## DIRECTIVE
Search the data for the string "para" and extract every line where it appears.

## Entries from a dataset
* * *
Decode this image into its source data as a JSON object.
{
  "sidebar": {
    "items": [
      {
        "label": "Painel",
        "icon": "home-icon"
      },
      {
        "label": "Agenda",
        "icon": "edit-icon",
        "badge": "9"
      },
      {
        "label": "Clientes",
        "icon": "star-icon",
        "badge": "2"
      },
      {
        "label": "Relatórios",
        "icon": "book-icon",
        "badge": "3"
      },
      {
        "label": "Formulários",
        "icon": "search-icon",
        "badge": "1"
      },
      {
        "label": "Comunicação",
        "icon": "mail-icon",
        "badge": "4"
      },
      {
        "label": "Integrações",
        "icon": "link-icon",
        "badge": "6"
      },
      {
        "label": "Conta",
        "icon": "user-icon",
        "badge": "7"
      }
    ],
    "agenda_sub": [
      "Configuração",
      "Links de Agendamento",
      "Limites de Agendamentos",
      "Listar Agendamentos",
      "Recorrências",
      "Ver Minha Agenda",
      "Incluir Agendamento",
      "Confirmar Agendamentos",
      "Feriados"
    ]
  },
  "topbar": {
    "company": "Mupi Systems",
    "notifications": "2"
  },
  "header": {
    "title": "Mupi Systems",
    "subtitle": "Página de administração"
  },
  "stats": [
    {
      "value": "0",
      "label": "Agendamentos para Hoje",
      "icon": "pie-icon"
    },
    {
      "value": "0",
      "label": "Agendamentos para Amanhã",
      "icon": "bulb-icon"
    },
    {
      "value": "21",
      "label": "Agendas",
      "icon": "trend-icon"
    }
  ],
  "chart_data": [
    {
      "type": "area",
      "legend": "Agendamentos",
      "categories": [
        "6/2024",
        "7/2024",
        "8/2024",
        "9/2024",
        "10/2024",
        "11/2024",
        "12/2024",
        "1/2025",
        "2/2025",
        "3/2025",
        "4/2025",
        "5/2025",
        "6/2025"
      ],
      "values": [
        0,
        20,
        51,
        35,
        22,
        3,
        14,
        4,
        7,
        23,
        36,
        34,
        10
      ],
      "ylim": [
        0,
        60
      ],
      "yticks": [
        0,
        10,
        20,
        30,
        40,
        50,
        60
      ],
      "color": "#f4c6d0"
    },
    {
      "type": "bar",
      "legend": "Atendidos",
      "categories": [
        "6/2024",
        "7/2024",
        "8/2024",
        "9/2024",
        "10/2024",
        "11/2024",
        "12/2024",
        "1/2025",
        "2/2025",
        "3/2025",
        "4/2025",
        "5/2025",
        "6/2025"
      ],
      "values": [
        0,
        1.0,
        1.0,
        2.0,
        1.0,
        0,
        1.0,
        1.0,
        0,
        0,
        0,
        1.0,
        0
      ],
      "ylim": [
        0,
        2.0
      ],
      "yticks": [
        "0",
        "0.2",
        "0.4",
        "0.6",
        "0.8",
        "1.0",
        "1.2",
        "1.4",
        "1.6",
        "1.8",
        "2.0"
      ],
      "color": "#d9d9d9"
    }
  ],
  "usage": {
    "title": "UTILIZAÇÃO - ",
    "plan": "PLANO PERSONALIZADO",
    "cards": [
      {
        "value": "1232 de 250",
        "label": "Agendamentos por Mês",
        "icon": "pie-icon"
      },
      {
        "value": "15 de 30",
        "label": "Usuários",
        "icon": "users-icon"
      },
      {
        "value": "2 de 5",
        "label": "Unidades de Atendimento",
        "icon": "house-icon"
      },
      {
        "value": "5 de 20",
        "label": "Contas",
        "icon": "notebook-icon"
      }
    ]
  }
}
* * *
## SOLVED EXERCISE
      "label": "Agendamentos para Hoje",
      "label": "Agendamentos para Amanhã",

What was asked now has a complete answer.